(Extracted data entries)
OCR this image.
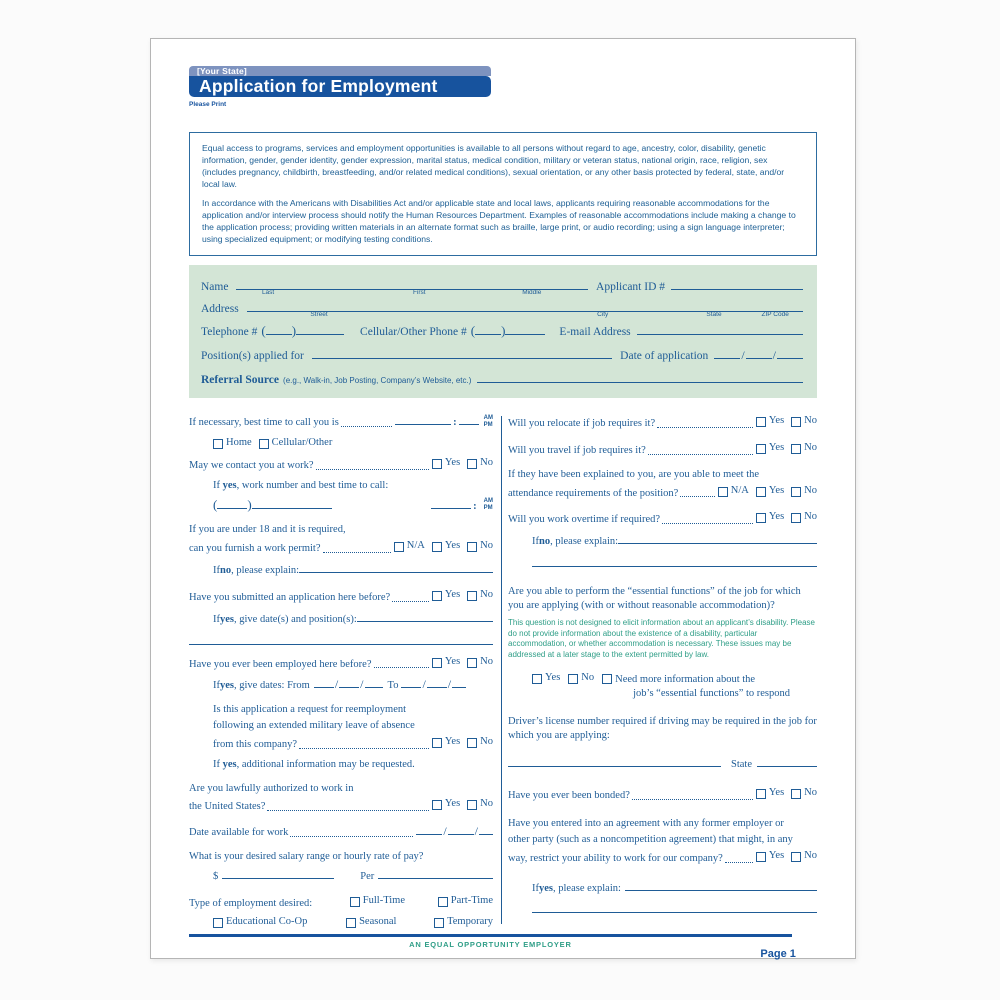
[Your State]
Application for Employment
Please Print

Equal access to programs, services and employment opportunities is available to all persons without regard to age, ancestry, color, disability, genetic information, gender, gender identity, gender expression, marital status, medical condition, military or veteran status, national origin, race, religion, sex (includes pregnancy, childbirth, breastfeeding, and/or related medical conditions), sexual orientation, or any other basis protected by federal, state, and/or local law.

In accordance with the Americans with Disabilities Act and/or applicable state and local laws, applicants requiring reasonable accommodations for the application and/or interview process should notify the Human Resources Department. Examples of reasonable accommodations include making a change to the application process; providing written materials in an alternate format such as braille, large print, or audio recording; using a sign language interpreter; using specialized equipment; or modifying testing conditions.

Name	Last	First	Middle	Applicant ID #
Address	Street	City	State	ZIP Code
Telephone # ( )	Cellular/Other Phone # ( )	E-mail Address
Position(s) applied for	Date of application	/ /
Referral Source (e.g., Walk-in, Job Posting, Company’s Website, etc.)
If necessary, best time to call you is	:	AM
PM
Home Cellular/Other
May we contact you at work?	Yes No
If yes, work number and best time to call:
( )	: AM
PM
If you are under 18 and it is required,
can you furnish a work permit?	N/A Yes No
If no , please explain:
Have you submitted an application here before?	Yes No
If yes , give date(s) and position(s):
Have you ever been employed here before?	Yes No
If yes , give dates: From / / To / /
Is this application a request for reemployment
following an extended military leave of absence
from this company?	Yes No
If yes, additional information may be requested.
Are you lawfully authorized to work in
the United States?	Yes No
Date available for work	/ /
What is your desired salary range or hourly rate of pay?
$	Per
Type of employment desired:	Full-Time	Part-Time
Educational Co-Op	Seasonal	Temporary
Will you relocate if job requires it?	Yes No
Will you travel if job requires it?	Yes No
If they have been explained to you, are you able to meet the
attendance requirements of the position?	N/A Yes No
Will you work overtime if required?	Yes No
If no , please explain:
Are you able to perform the “essential functions” of the job for which you are applying (with or without reasonable accommodation)?
This question is not designed to elicit information about an applicant’s disability. Please do not provide information about the existence of a disability, particular accommodation, or whether accommodation is necessary. These issues may be addressed at a later stage to the extent permitted by law.
Yes No Need more information about the
job’s “essential functions” to respond
Driver’s license number required if driving may be required in the job for which you are applying:
State
Have you ever been bonded?	Yes No
Have you entered into an agreement with any former employer or
other party (such as a noncompetition agreement) that might, in any
way, restrict your ability to work for our company?	Yes No
If yes , please explain:
AN EQUAL OPPORTUNITY EMPLOYER
Page 1
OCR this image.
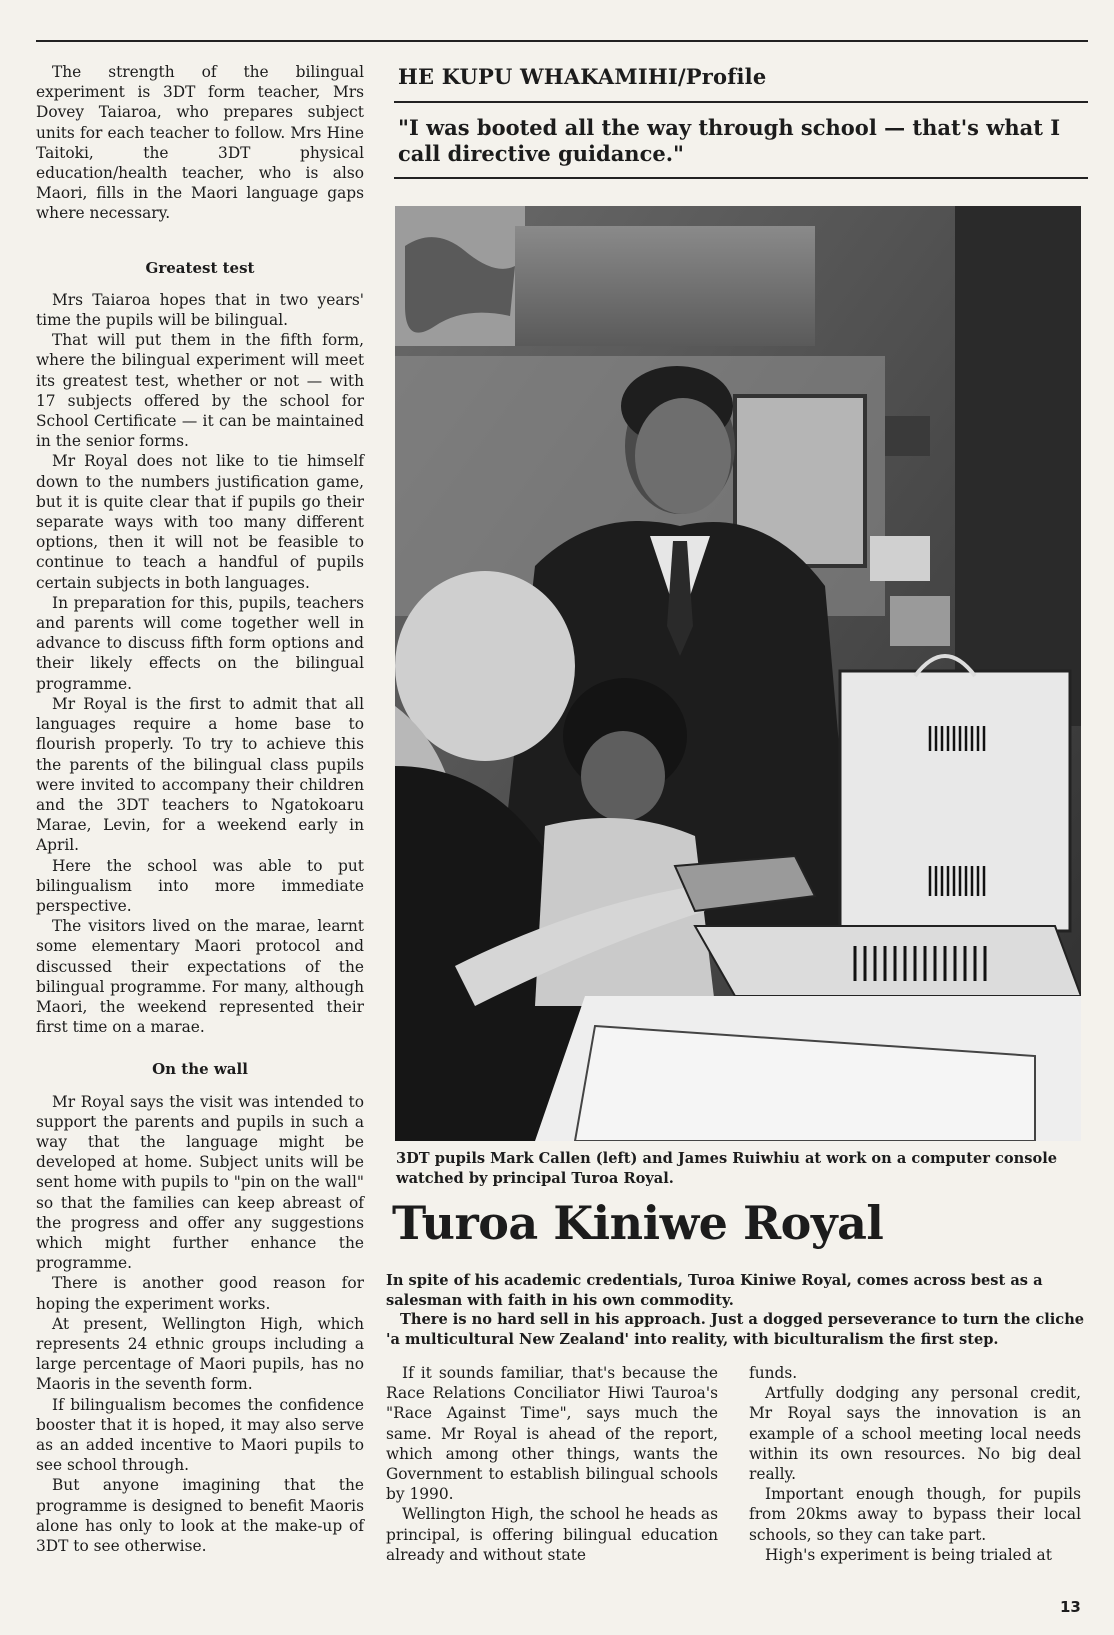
The strength of the bilingual experiment is 3DT form teacher, Mrs Dovey Taiaroa, who prepares subject units for each teacher to follow. Mrs Hine Taitoki, the 3DT physical education/health teacher, who is also Maori, fills in the Maori language gaps where necessary.

Greatest test

Mrs Taiaroa hopes that in two years' time the pupils will be bilingual.

That will put them in the fifth form, where the bilingual experiment will meet its greatest test, whether or not — with 17 subjects offered by the school for School Certificate — it can be maintained in the senior forms.

Mr Royal does not like to tie himself down to the numbers justification game, but it is quite clear that if pupils go their separate ways with too many different options, then it will not be feasible to continue to teach a handful of pupils certain subjects in both languages.

In preparation for this, pupils, teachers and parents will come together well in advance to discuss fifth form options and their likely effects on the bilingual programme.

Mr Royal is the first to admit that all languages require a home base to flourish properly. To try to achieve this the parents of the bilingual class pupils were invited to accompany their children and the 3DT teachers to Ngatokoaru Marae, Levin, for a weekend early in April.

Here the school was able to put bilingualism into more immediate perspective.

The visitors lived on the marae, learnt some elementary Maori protocol and discussed their expectations of the bilingual programme. For many, although Maori, the weekend represented their first time on a marae.

On the wall

Mr Royal says the visit was intended to support the parents and pupils in such a way that the language might be developed at home. Subject units will be sent home with pupils to "pin on the wall" so that the families can keep abreast of the progress and offer any suggestions which might further enhance the programme.

There is another good reason for hoping the experiment works.

At present, Wellington High, which represents 24 ethnic groups including a large percentage of Maori pupils, has no Maoris in the seventh form.

If bilingualism becomes the confidence booster that it is hoped, it may also serve as an added incentive to Maori pupils to see school through.

But anyone imagining that the programme is designed to benefit Maoris alone has only to look at the make-up of 3DT to see otherwise.

HE KUPU WHAKAMIHI/Profile
"I was booted all the way through school — that's what I call directive guidance."
3DT pupils Mark Callen (left) and James Ruiwhiu at work on a computer console watched by principal Turoa Royal.
Turoa Kiniwe Royal

In spite of his academic credentials, Turoa Kiniwe Royal, comes across best as a salesman with faith in his own commodity.

There is no hard sell in his approach. Just a dogged perseverance to turn the cliche 'a multicultural New Zealand' into reality, with biculturalism the first step.

If it sounds familiar, that's because the Race Relations Conciliator Hiwi Tauroa's "Race Against Time", says much the same. Mr Royal is ahead of the report, which among other things, wants the Government to establish bilingual schools by 1990.

Wellington High, the school he heads as principal, is offering bilingual education already and without state

funds.

Artfully dodging any personal credit, Mr Royal says the innovation is an example of a school meeting local needs within its own resources. No big deal really.

Important enough though, for pupils from 20kms away to bypass their local schools, so they can take part.

High's experiment is being trialed at

13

--- Given exercise ---
Copy out each line that contains the word "weekend".

--- Response below ---
Mr Royal is the first to admit that all languages require a home base to flourish properly. To try to achieve this the parents of the bilingual class pupils were invited to accompany their children and the 3DT teachers to Ngatokoaru Marae, Levin, for a weekend early in April.
The visitors lived on the marae, learnt some elementary Maori protocol and discussed their expectations of the bilingual programme. For many, although Maori, the weekend represented their first time on a marae.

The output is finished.